## AIM OF THE TASK
Return each line of the data below verbatim; pictures are to be left out.

(Entries from a dataset)
⁂

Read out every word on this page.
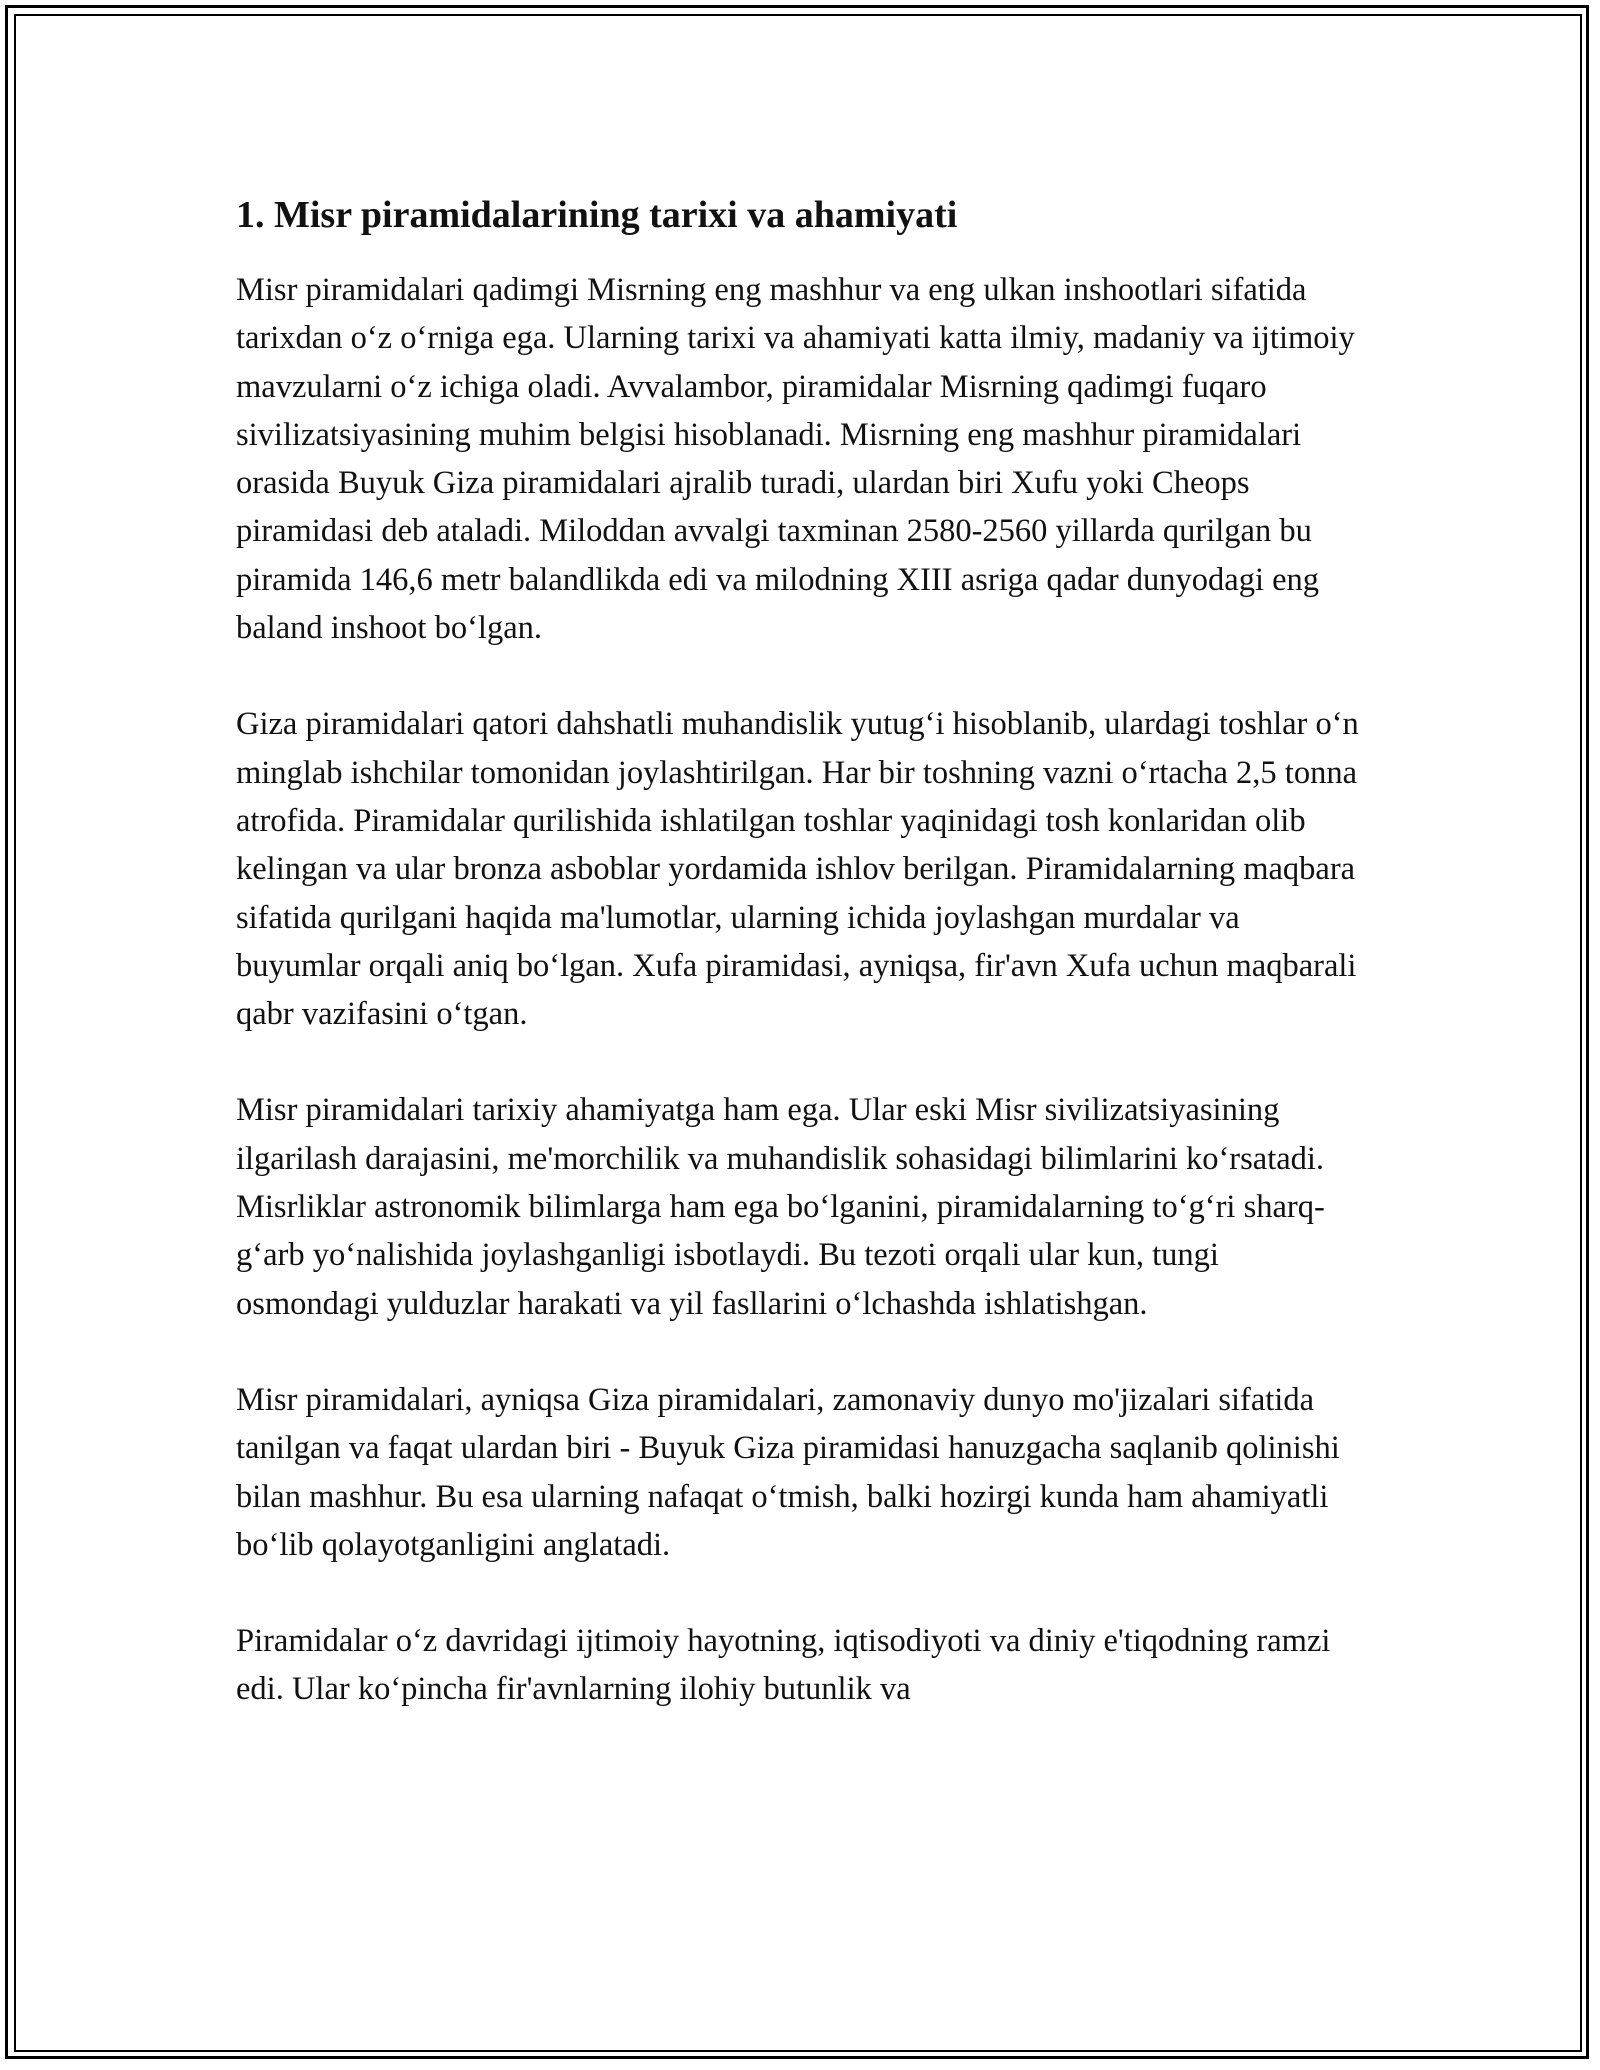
1. Misr piramidalarining tarixi va ahamiyati

Misr piramidalari qadimgi Misrning eng mashhur va eng ulkan inshootlari sifatida tarixdan o‘z o‘rniga ega. Ularning tarixi va ahamiyati katta ilmiy, madaniy va ijtimoiy mavzularni o‘z ichiga oladi. Avvalambor, piramidalar Misrning qadimgi fuqaro sivilizatsiyasining muhim belgisi hisoblanadi. Misrning eng mashhur piramidalari orasida Buyuk Giza piramidalari ajralib turadi, ulardan biri Xufu yoki Cheops piramidasi deb ataladi. Miloddan avvalgi taxminan 2580-2560 yillarda qurilgan bu piramida 146,6 metr balandlikda edi va milodning XIII asriga qadar dunyodagi eng baland inshoot bo‘lgan.

Giza piramidalari qatori dahshatli muhandislik yutug‘i hisoblanib, ulardagi toshlar o‘n minglab ishchilar tomonidan joylashtirilgan. Har bir toshning vazni o‘rtacha 2,5 tonna atrofida. Piramidalar qurilishida ishlatilgan toshlar yaqinidagi tosh konlaridan olib kelingan va ular bronza asboblar yordamida ishlov berilgan. Piramidalarning maqbara sifatida qurilgani haqida ma'lumotlar, ularning ichida joylashgan murdalar va buyumlar orqali aniq bo‘lgan. Xufa piramidasi, ayniqsa, fir'avn Xufa uchun maqbarali qabr vazifasini o‘tgan.

Misr piramidalari tarixiy ahamiyatga ham ega. Ular eski Misr sivilizatsiyasining ilgarilash darajasini, me'morchilik va muhandislik sohasidagi bilimlarini ko‘rsatadi. Misrliklar astronomik bilimlarga ham ega bo‘lganini, piramidalarning to‘g‘ri sharq-g‘arb yo‘nalishida joylashganligi isbotlaydi. Bu tezoti orqali ular kun, tungi osmondagi yulduzlar harakati va yil fasllarini o‘lchashda ishlatishgan.

Misr piramidalari, ayniqsa Giza piramidalari, zamonaviy dunyo mo'jizalari sifatida tanilgan va faqat ulardan biri - Buyuk Giza piramidasi hanuzgacha saqlanib qolinishi bilan mashhur. Bu esa ularning nafaqat o‘tmish, balki hozirgi kunda ham ahamiyatli bo‘lib qolayotganligini anglatadi.

Piramidalar o‘z davridagi ijtimoiy hayotning, iqtisodiyoti va diniy e'tiqodning ramzi edi. Ular ko‘pincha fir'avnlarning ilohiy butunlik va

⁂

## THE SOLUTION
Read out every word on this page.
1. Misr piramidalarining tarixi va ahamiyati

Misr piramidalari qadimgi Misrning eng mashhur va eng ulkan inshootlari sifatida tarixdan o‘z o‘rniga ega. Ularning tarixi va ahamiyati katta ilmiy, madaniy va ijtimoiy mavzularni o‘z ichiga oladi. Avvalambor, piramidalar Misrning qadimgi fuqaro sivilizatsiyasining muhim belgisi hisoblanadi. Misrning eng mashhur piramidalari orasida Buyuk Giza piramidalari ajralib turadi, ulardan biri Xufu yoki Cheops piramidasi deb ataladi. Miloddan avvalgi taxminan 2580-2560 yillarda qurilgan bu piramida 146,6 metr balandlikda edi va milodning XIII asriga qadar dunyodagi eng baland inshoot bo‘lgan.

Giza piramidalari qatori dahshatli muhandislik yutug‘i hisoblanib, ulardagi toshlar o‘n minglab ishchilar tomonidan joylashtirilgan. Har bir toshning vazni o‘rtacha 2,5 tonna atrofida. Piramidalar qurilishida ishlatilgan toshlar yaqinidagi tosh konlaridan olib kelingan va ular bronza asboblar yordamida ishlov berilgan. Piramidalarning maqbara sifatida qurilgani haqida ma'lumotlar, ularning ichida joylashgan murdalar va buyumlar orqali aniq bo‘lgan. Xufa piramidasi, ayniqsa, fir'avn Xufa uchun maqbarali qabr vazifasini o‘tgan.

Misr piramidalari tarixiy ahamiyatga ham ega. Ular eski Misr sivilizatsiyasining ilgarilash darajasini, me'morchilik va muhandislik sohasidagi bilimlarini ko‘rsatadi. Misrliklar astronomik bilimlarga ham ega bo‘lganini, piramidalarning to‘g‘ri sharq-g‘arb yo‘nalishida joylashganligi isbotlaydi. Bu tezoti orqali ular kun, tungi osmondagi yulduzlar harakati va yil fasllarini o‘lchashda ishlatishgan.

Misr piramidalari, ayniqsa Giza piramidalari, zamonaviy dunyo mo'jizalari sifatida tanilgan va faqat ulardan biri - Buyuk Giza piramidasi hanuzgacha saqlanib qolinishi bilan mashhur. Bu esa ularning nafaqat o‘tmish, balki hozirgi kunda ham ahamiyatli bo‘lib qolayotganligini anglatadi.

Piramidalar o‘z davridagi ijtimoiy hayotning, iqtisodiyoti va diniy e'tiqodning ramzi edi. Ular ko‘pincha fir'avnlarning ilohiy butunlik va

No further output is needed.